▶ [What you should do]: Search the material below for the string "przed" and list each line that holds it.

▶ [Records for this exercise]:
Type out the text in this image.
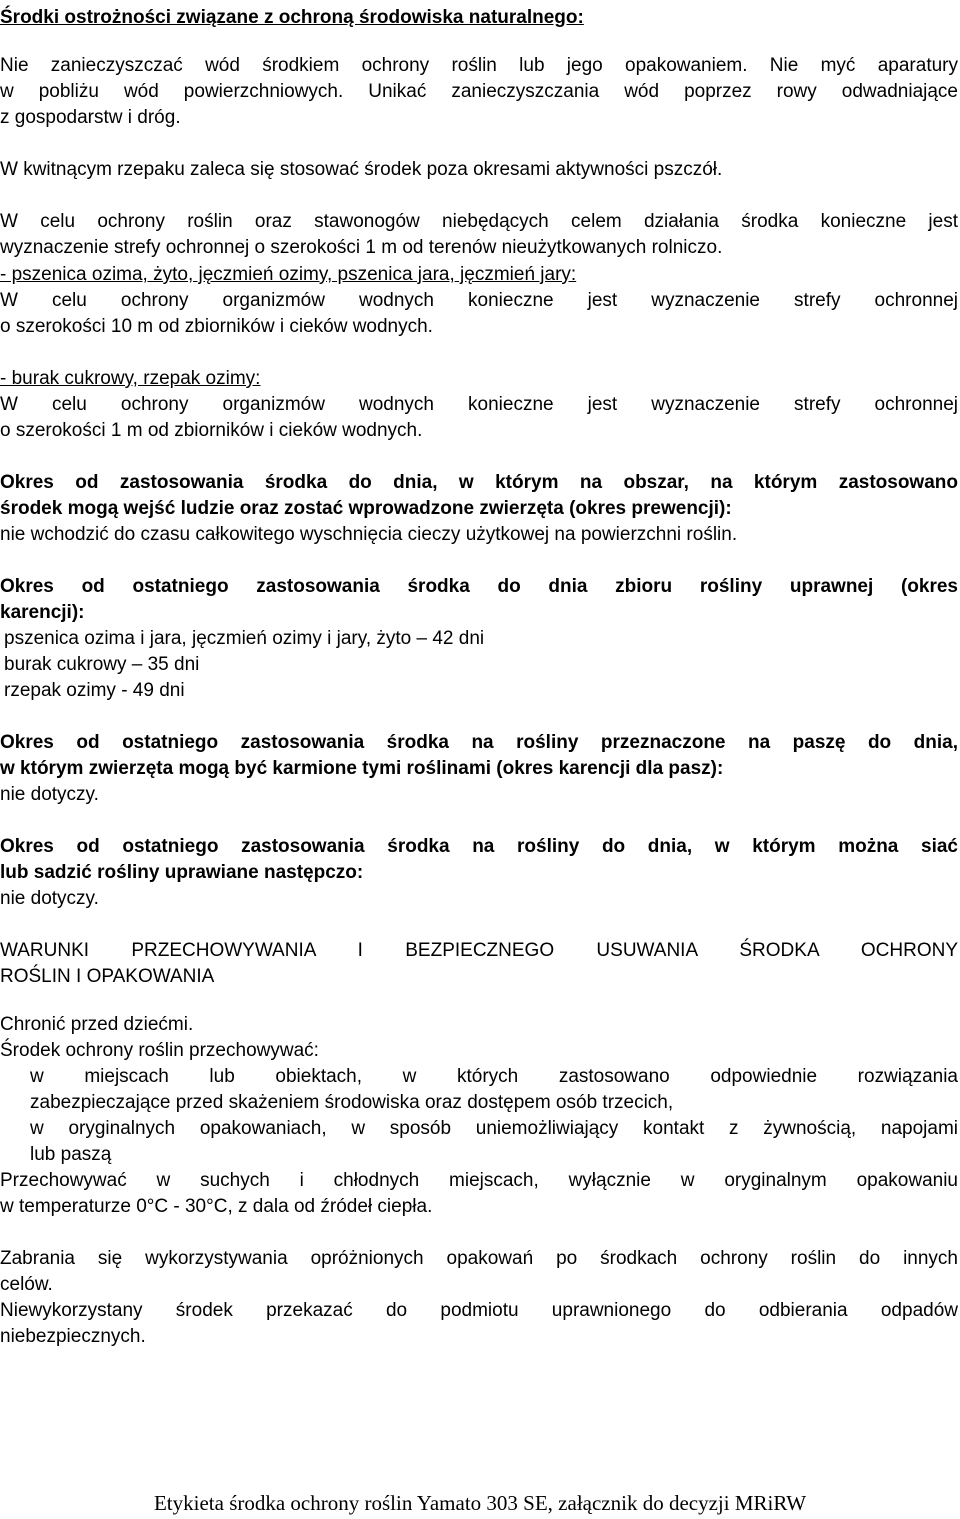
Środki ostrożności związane z ochroną środowiska naturalnego:

Nie zanieczyszczać wód środkiem ochrony roślin lub jego opakowaniem. Nie myć aparatury

w pobliżu wód powierzchniowych. Unikać zanieczyszczania wód poprzez rowy odwadniające

z gospodarstw i dróg.

W kwitnącym rzepaku zaleca się stosować środek poza okresami aktywności pszczół.

W celu ochrony roślin oraz stawonogów niebędących celem działania środka konieczne jest

wyznaczenie strefy ochronnej o szerokości 1 m od terenów nieużytkowanych rolniczo.

- pszenica ozima, żyto, jęczmień ozimy, pszenica jara, jęczmień jary:

W celu ochrony organizmów wodnych konieczne jest wyznaczenie strefy ochronnej

o szerokości 10 m od zbiorników i cieków wodnych.

- burak cukrowy, rzepak ozimy:

W celu ochrony organizmów wodnych konieczne jest wyznaczenie strefy ochronnej

o szerokości 1 m od zbiorników i cieków wodnych.

Okres od zastosowania środka do dnia, w którym na obszar, na którym zastosowano

środek mogą wejść ludzie oraz zostać wprowadzone zwierzęta (okres prewencji):

nie wchodzić do czasu całkowitego wyschnięcia cieczy użytkowej na powierzchni roślin.

Okres od ostatniego zastosowania środka do dnia zbioru rośliny uprawnej (okres

karencji):

pszenica ozima i jara, jęczmień ozimy i jary, żyto – 42 dni

burak cukrowy – 35 dni

rzepak ozimy - 49 dni

Okres od ostatniego zastosowania środka na rośliny przeznaczone na paszę do dnia,

w którym zwierzęta mogą być karmione tymi roślinami (okres karencji dla pasz):

nie dotyczy.

Okres od ostatniego zastosowania środka na rośliny do dnia, w którym można siać

lub sadzić rośliny uprawiane następczo:

nie dotyczy.

WARUNKI PRZECHOWYWANIA I BEZPIECZNEGO USUWANIA ŚRODKA OCHRONY

ROŚLIN I OPAKOWANIA

Chronić przed dziećmi.

Środek ochrony roślin przechowywać:

w miejscach lub obiektach, w których zastosowano odpowiednie rozwiązania

zabezpieczające przed skażeniem środowiska oraz dostępem osób trzecich,

w oryginalnych opakowaniach, w sposób uniemożliwiający kontakt z żywnością, napojami

lub paszą

Przechowywać w suchych i chłodnych miejscach, wyłącznie w oryginalnym opakowaniu

w temperaturze 0°C - 30°C, z dala od źródeł ciepła.

Zabrania się wykorzystywania opróżnionych opakowań po środkach ochrony roślin do innych

celów.

Niewykorzystany środek przekazać do podmiotu uprawnionego do odbierania odpadów

niebezpiecznych.

Etykieta środka ochrony roślin Yamato 303 SE, załącznik do decyzji MRiRW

▶ [Task response]:
Chronić przed dziećmi.
zabezpieczające przed skażeniem środowiska oraz dostępem osób trzecich,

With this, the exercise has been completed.